[Stored records]
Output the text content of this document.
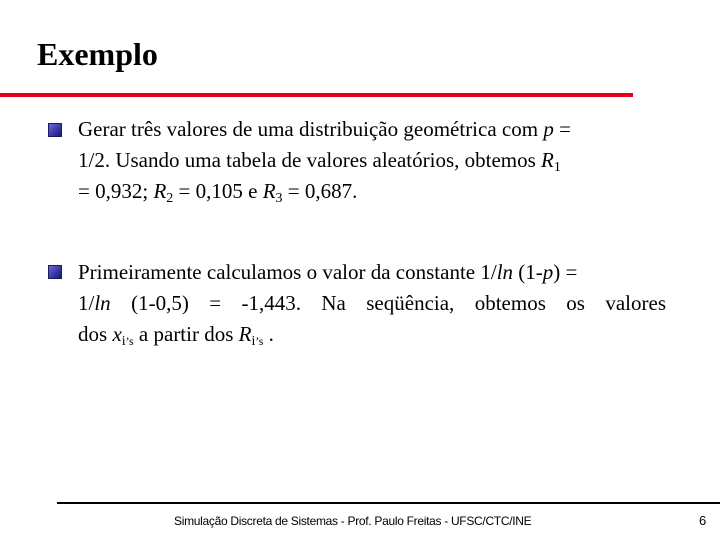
Exemplo
Gerar três valores de uma distribuição geométrica com p =
1/2. Usando uma tabela de valores aleatórios, obtemos $R_1$
= 0,932; $R_2 = 0,105$ e $R_3 = 0,687$.
Primeiramente calculamos o valor da constante 1/ln (1-p) =
1/ln (1-0,5) = -1,443. Na seqüência, obtemos os valores
dos $x_i’s$ a partir dos $R_i’s$ .
Simulação Discreta de Sistemas - Prof. Paulo Freitas - UFSC/CTC/INE	6
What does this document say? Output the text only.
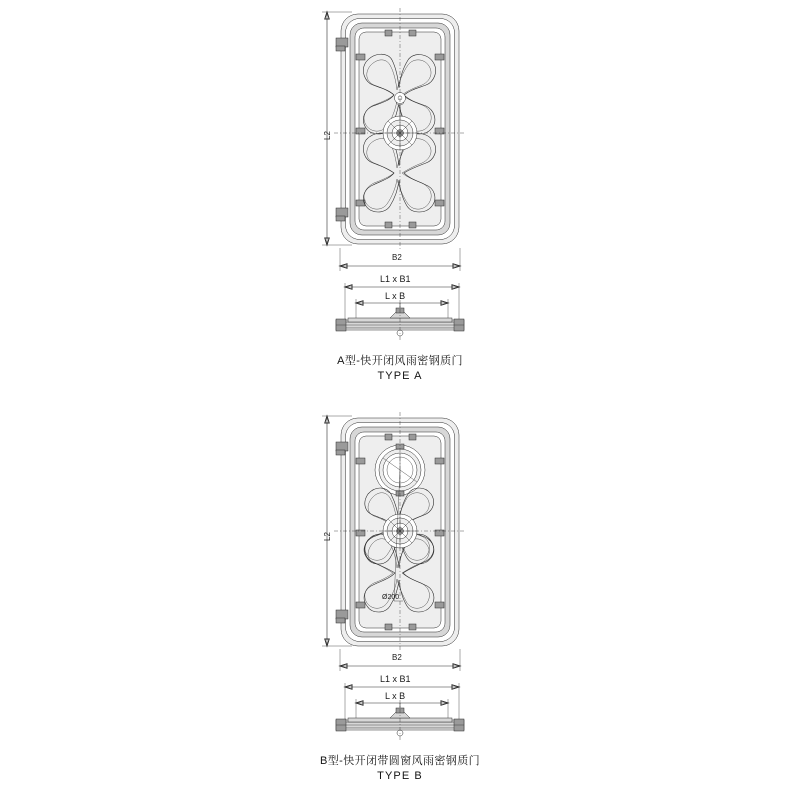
L2
B2
L1 x B1
L x B
A型-快开闭风雨密钢质门
TYPE A
L2
B2
Ø200
L1 x B1
L x B
B型-快开闭带圆窗风雨密钢质门
TYPE B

Exercise description –
Copy out all the data without changing anything, and drop the pictures.

The solution –
Output the text content of this document.
Exemplo
Gerar três valores de uma distribuição geométrica com p =
1/2. Usando uma tabela de valores aleatórios, obtemos $R_1$
= 0,932; $R_2 = 0,105$ e $R_3 = 0,687$.
Primeiramente calculamos o valor da constante 1/ln (1-p) =
1/ln (1-0,5) = -1,443. Na seqüência, obtemos os valores
dos $x_i’s$ a partir dos $R_i’s$ .
Simulação Discreta de Sistemas - Prof. Paulo Freitas - UFSC/CTC/INE	6
What does this document say? Output the text only.
L2
B2
L1 x B1
L x B
A型-快开闭风雨密钢质门
TYPE A
L2
B2
Ø200
L1 x B1
L x B
B型-快开闭带圆窗风雨密钢质门
TYPE B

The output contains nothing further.